> _Supplied records_

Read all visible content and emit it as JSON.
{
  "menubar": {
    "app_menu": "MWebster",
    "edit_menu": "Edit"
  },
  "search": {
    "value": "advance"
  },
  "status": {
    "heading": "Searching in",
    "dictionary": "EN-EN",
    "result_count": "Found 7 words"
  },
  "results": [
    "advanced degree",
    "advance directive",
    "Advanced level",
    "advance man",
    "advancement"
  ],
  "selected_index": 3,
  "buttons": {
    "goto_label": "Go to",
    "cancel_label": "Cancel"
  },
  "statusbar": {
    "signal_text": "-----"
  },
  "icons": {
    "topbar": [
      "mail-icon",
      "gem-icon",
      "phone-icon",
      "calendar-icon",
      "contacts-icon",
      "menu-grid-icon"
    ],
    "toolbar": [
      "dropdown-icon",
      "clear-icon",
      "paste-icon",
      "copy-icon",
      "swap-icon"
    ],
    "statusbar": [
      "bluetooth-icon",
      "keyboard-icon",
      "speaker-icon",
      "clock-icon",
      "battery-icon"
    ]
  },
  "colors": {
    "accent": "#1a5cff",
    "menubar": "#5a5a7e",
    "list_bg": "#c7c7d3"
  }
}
--
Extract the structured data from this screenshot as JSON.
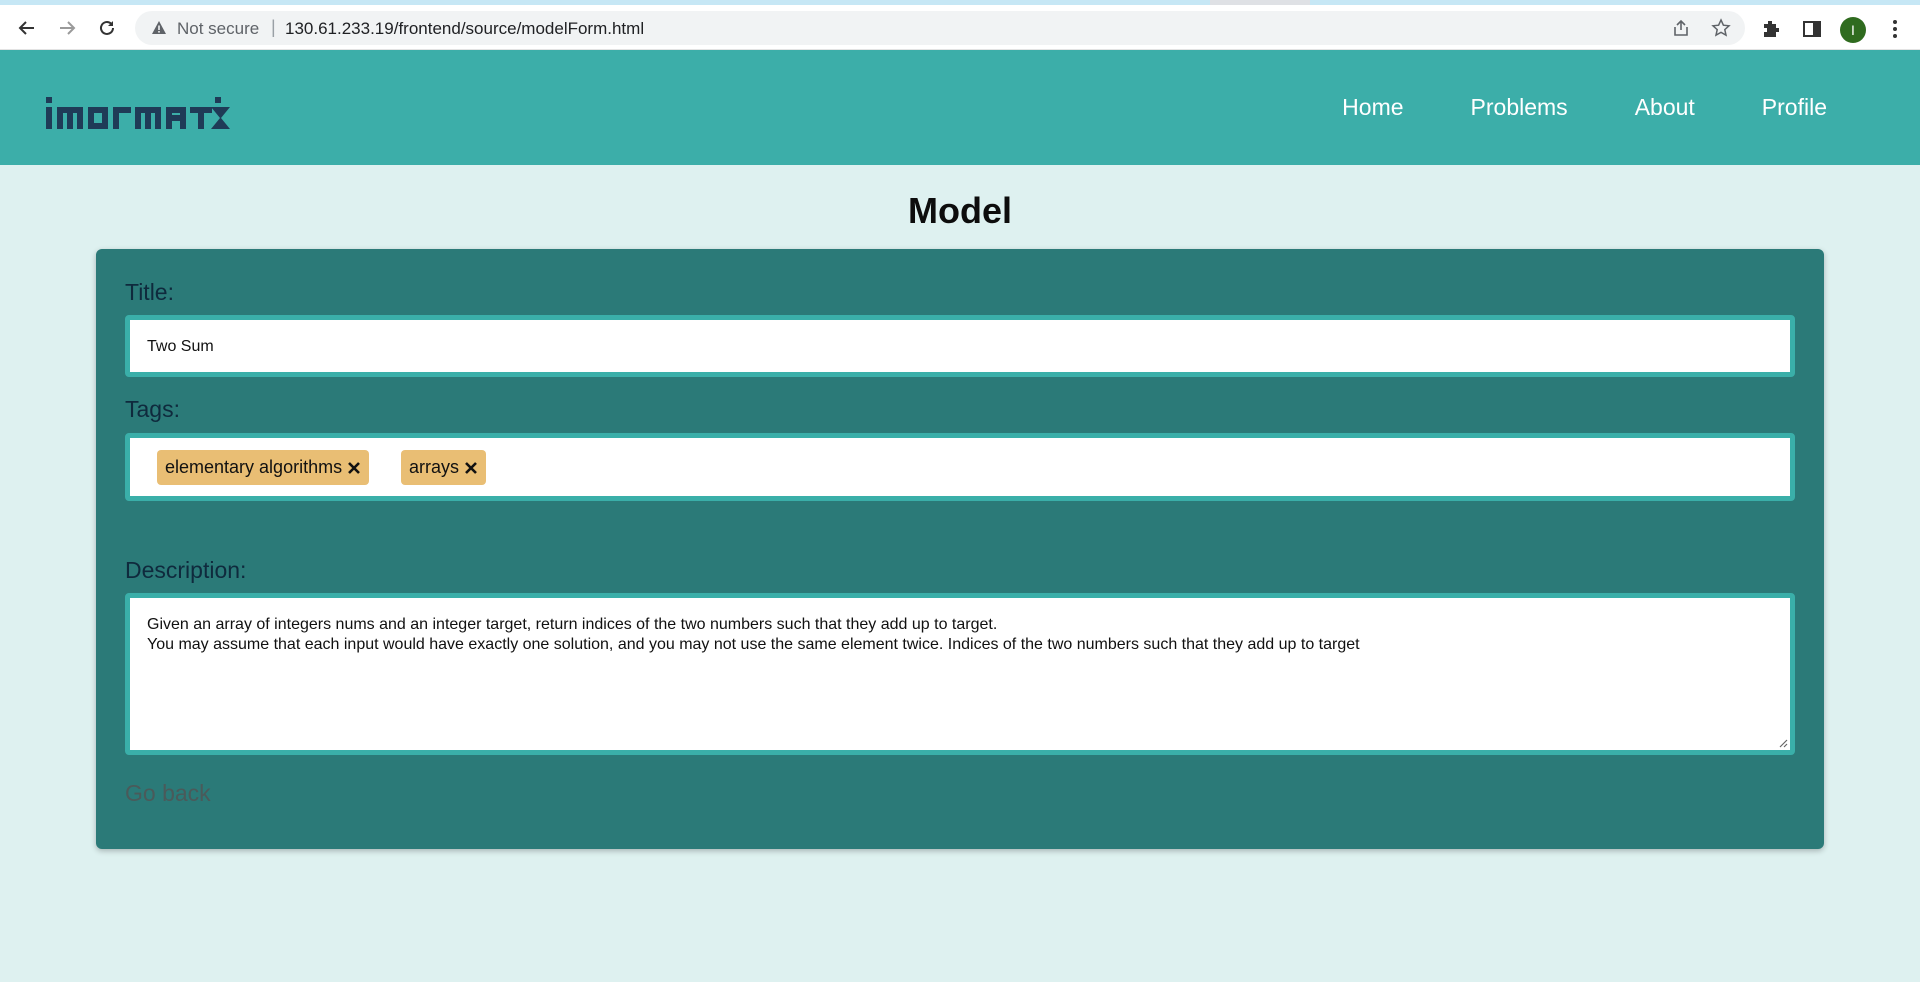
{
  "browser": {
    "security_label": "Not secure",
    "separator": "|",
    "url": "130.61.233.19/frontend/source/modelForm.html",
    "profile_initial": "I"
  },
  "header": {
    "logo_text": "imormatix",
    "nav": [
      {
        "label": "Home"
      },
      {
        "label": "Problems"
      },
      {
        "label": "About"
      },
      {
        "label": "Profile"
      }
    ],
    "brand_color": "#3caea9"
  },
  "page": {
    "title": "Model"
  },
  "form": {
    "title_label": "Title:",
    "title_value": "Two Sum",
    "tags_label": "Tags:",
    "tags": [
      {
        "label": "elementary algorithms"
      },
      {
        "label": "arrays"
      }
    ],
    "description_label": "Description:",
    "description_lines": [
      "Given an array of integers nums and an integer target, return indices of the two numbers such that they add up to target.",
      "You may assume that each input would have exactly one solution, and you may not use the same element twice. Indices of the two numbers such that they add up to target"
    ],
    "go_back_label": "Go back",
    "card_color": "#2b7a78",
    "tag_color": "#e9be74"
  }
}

> _Task to carry out_
Copy each line containing the word "JSON" from the data.

> _The result_
Read all visible content and emit it as JSON.
Extract the structured data from this screenshot as JSON.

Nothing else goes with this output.